■ Entries shown:
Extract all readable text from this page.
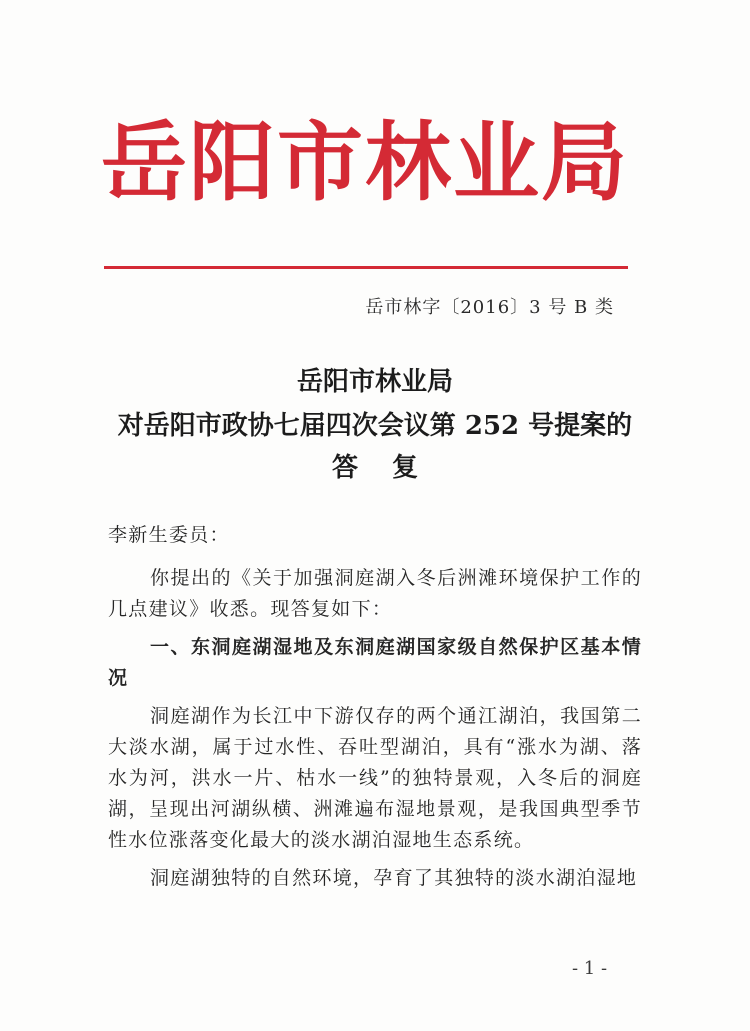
岳阳市林业局
岳市林字〔2016〕3 号 B 类
岳阳市林业局
对岳阳市政协七届四次会议第 252 号提案的
答复

李新生委员：

你提出的《关于加强洞庭湖入冬后洲滩环境保护工作的几点建议》收悉。现答复如下：

一、东洞庭湖湿地及东洞庭湖国家级自然保护区基本情况

洞庭湖作为长江中下游仅存的两个通江湖泊，我国第二大淡水湖，属于过水性、吞吐型湖泊，具有“涨水为湖、落水为河，洪水一片、枯水一线”的独特景观，入冬后的洞庭湖，呈现出河湖纵横、洲滩遍布湿地景观，是我国典型季节性水位涨落变化最大的淡水湖泊湿地生态系统。

洞庭湖独特的自然环境，孕育了其独特的淡水湖泊湿地

- 1 -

■ Required task: Using the records above, retype everything exactly except the pictures.

■ Problem solution:
Extract all readable text from this page.
岳阳市林业局
岳市林字〔2016〕3 号 B 类
岳阳市林业局
对岳阳市政协七届四次会议第 252 号提案的
答复

李新生委员：

你提出的《关于加强洞庭湖入冬后洲滩环境保护工作的几点建议》收悉。现答复如下：

一、东洞庭湖湿地及东洞庭湖国家级自然保护区基本情况

洞庭湖作为长江中下游仅存的两个通江湖泊，我国第二大淡水湖，属于过水性、吞吐型湖泊，具有“涨水为湖、落水为河，洪水一片、枯水一线”的独特景观，入冬后的洞庭湖，呈现出河湖纵横、洲滩遍布湿地景观，是我国典型季节性水位涨落变化最大的淡水湖泊湿地生态系统。

洞庭湖独特的自然环境，孕育了其独特的淡水湖泊湿地

- 1 -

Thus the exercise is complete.